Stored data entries
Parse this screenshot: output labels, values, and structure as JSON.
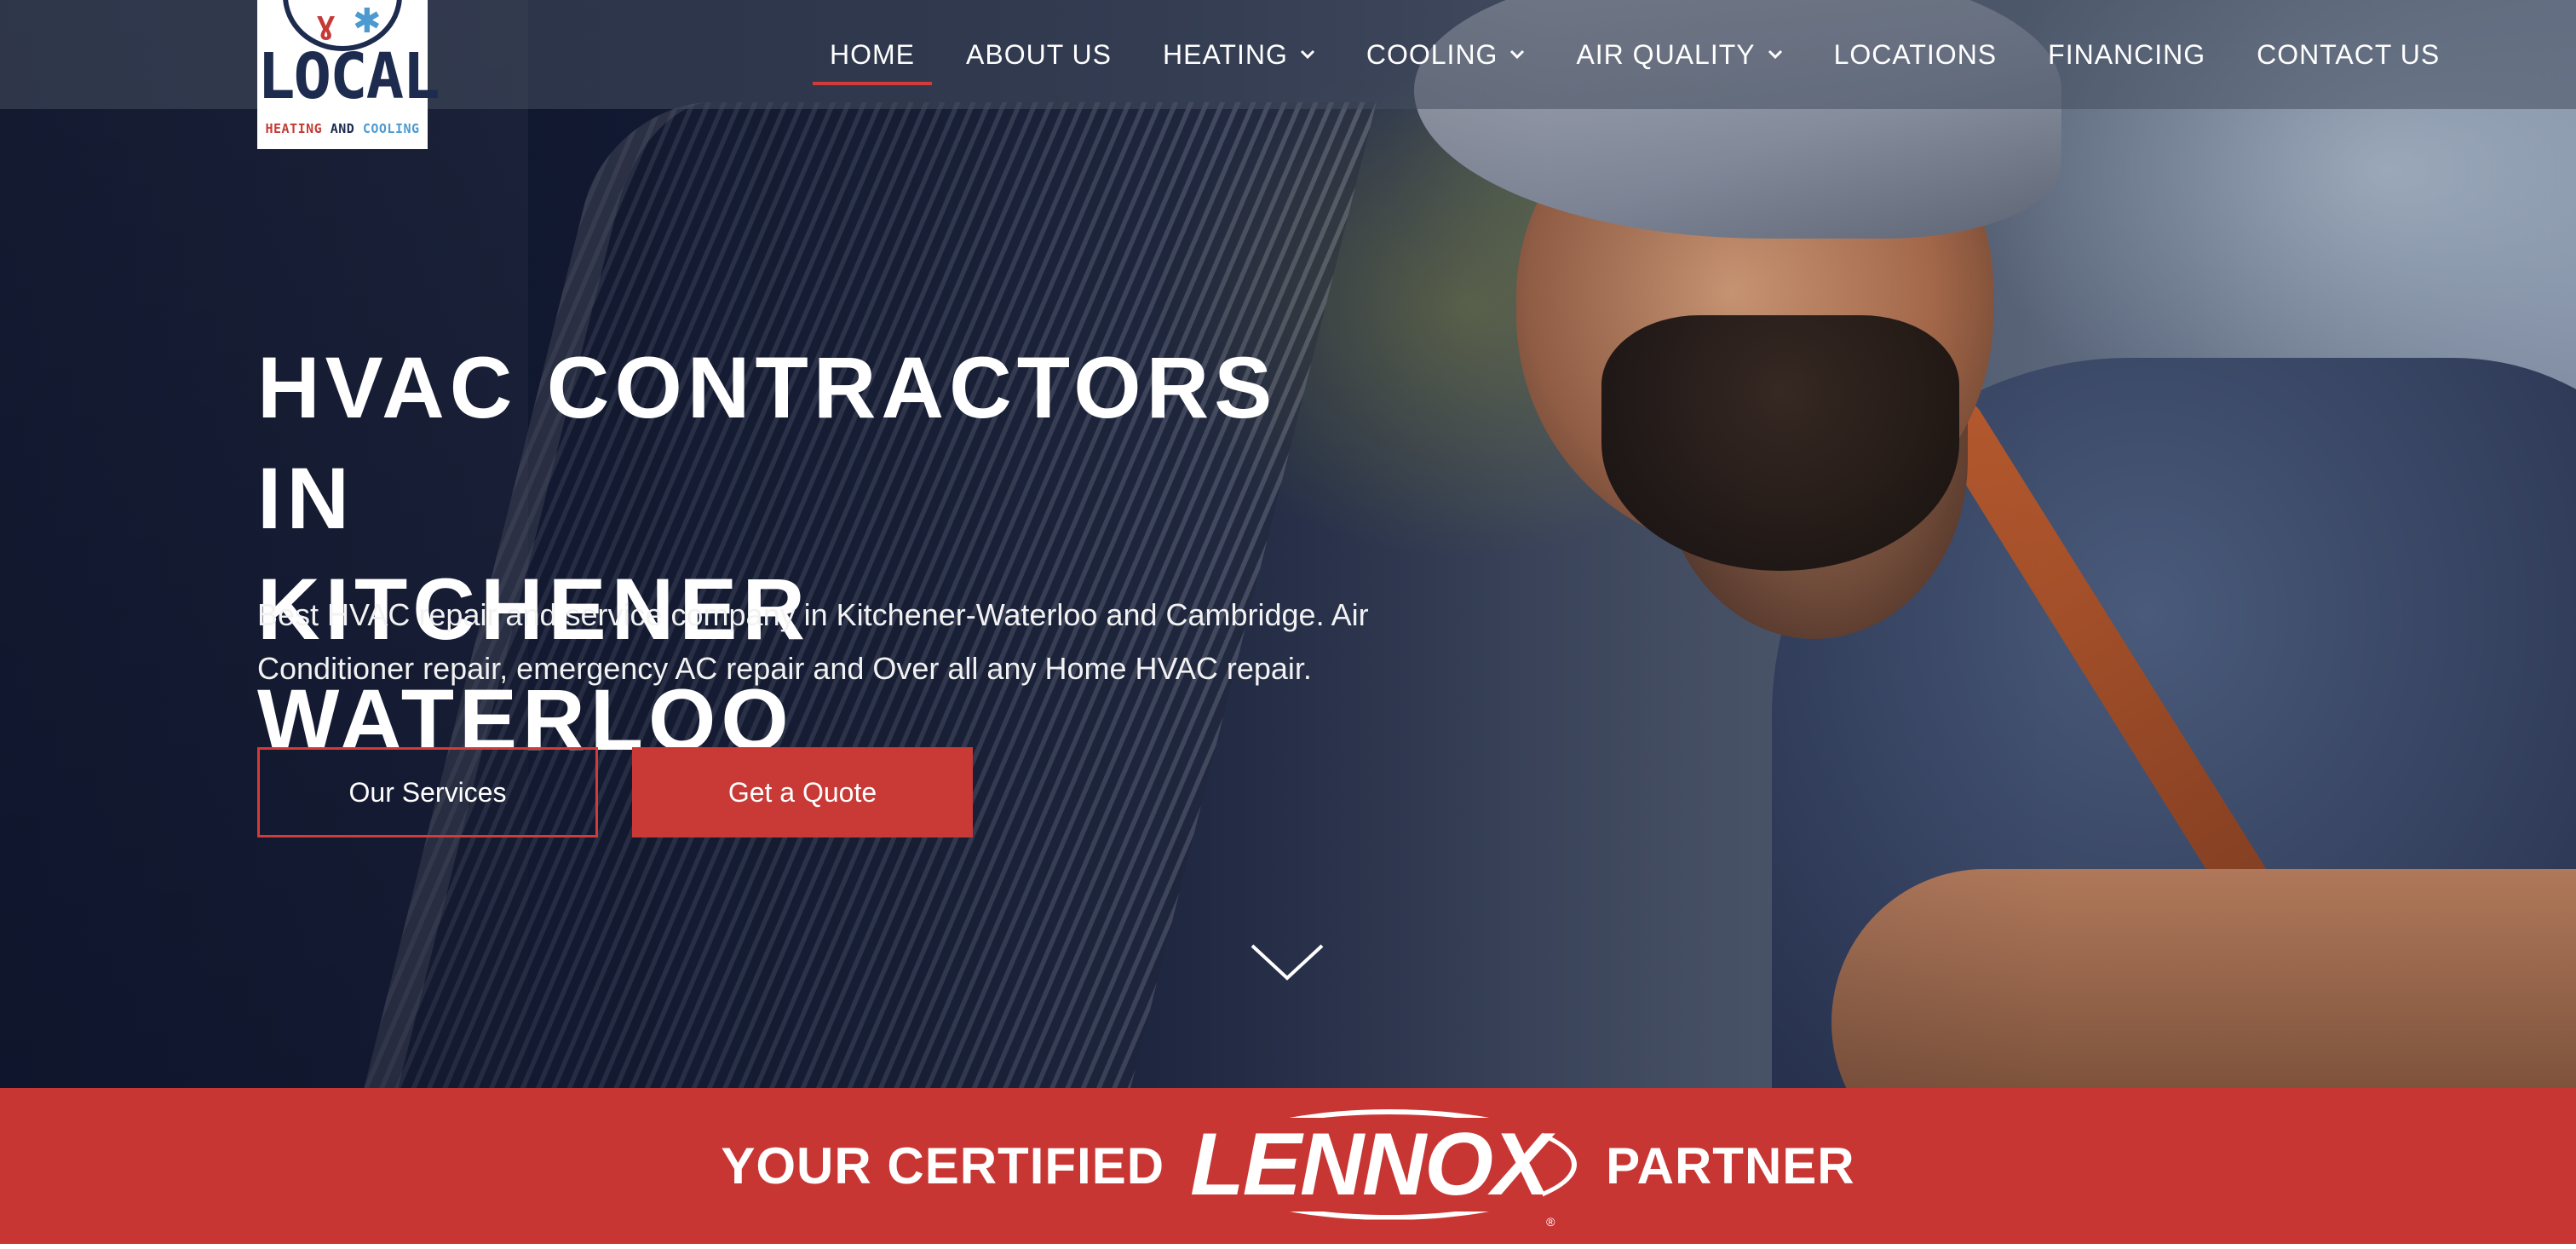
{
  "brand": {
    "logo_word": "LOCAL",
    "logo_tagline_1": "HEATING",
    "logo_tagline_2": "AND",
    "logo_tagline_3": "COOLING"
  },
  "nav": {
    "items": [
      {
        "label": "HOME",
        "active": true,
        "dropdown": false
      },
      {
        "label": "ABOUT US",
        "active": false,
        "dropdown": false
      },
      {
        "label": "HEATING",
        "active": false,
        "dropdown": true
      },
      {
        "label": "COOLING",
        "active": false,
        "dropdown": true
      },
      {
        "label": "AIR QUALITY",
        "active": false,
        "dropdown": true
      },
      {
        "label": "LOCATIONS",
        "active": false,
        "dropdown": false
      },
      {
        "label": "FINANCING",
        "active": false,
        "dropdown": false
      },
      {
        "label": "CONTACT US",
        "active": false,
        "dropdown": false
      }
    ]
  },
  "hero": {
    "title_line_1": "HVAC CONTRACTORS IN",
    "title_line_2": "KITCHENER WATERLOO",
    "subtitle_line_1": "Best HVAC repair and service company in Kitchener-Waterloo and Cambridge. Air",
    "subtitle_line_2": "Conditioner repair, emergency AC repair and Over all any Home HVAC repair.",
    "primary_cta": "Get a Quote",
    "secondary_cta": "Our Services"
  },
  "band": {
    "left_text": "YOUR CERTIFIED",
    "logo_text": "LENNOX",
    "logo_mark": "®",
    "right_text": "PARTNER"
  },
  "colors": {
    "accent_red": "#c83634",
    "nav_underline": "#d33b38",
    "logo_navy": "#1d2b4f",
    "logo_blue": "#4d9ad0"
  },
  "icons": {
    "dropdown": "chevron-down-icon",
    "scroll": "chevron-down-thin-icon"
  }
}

§ WRITTEN INSTRUCTION:
Pictures don't belong in the copy. Restate all the entries exactly.

§ WRITTEN RESPONSE:
Parse this screenshot: output labels, values, and structure as JSON.
{
  "brand": {
    "logo_word": "LOCAL",
    "logo_tagline_1": "HEATING",
    "logo_tagline_2": "AND",
    "logo_tagline_3": "COOLING"
  },
  "nav": {
    "items": [
      {
        "label": "HOME",
        "active": true,
        "dropdown": false
      },
      {
        "label": "ABOUT US",
        "active": false,
        "dropdown": false
      },
      {
        "label": "HEATING",
        "active": false,
        "dropdown": true
      },
      {
        "label": "COOLING",
        "active": false,
        "dropdown": true
      },
      {
        "label": "AIR QUALITY",
        "active": false,
        "dropdown": true
      },
      {
        "label": "LOCATIONS",
        "active": false,
        "dropdown": false
      },
      {
        "label": "FINANCING",
        "active": false,
        "dropdown": false
      },
      {
        "label": "CONTACT US",
        "active": false,
        "dropdown": false
      }
    ]
  },
  "hero": {
    "title_line_1": "HVAC CONTRACTORS IN",
    "title_line_2": "KITCHENER WATERLOO",
    "subtitle_line_1": "Best HVAC repair and service company in Kitchener-Waterloo and Cambridge. Air",
    "subtitle_line_2": "Conditioner repair, emergency AC repair and Over all any Home HVAC repair.",
    "primary_cta": "Get a Quote",
    "secondary_cta": "Our Services"
  },
  "band": {
    "left_text": "YOUR CERTIFIED",
    "logo_text": "LENNOX",
    "logo_mark": "®",
    "right_text": "PARTNER"
  },
  "colors": {
    "accent_red": "#c83634",
    "nav_underline": "#d33b38",
    "logo_navy": "#1d2b4f",
    "logo_blue": "#4d9ad0"
  },
  "icons": {
    "dropdown": "chevron-down-icon",
    "scroll": "chevron-down-thin-icon"
  }
}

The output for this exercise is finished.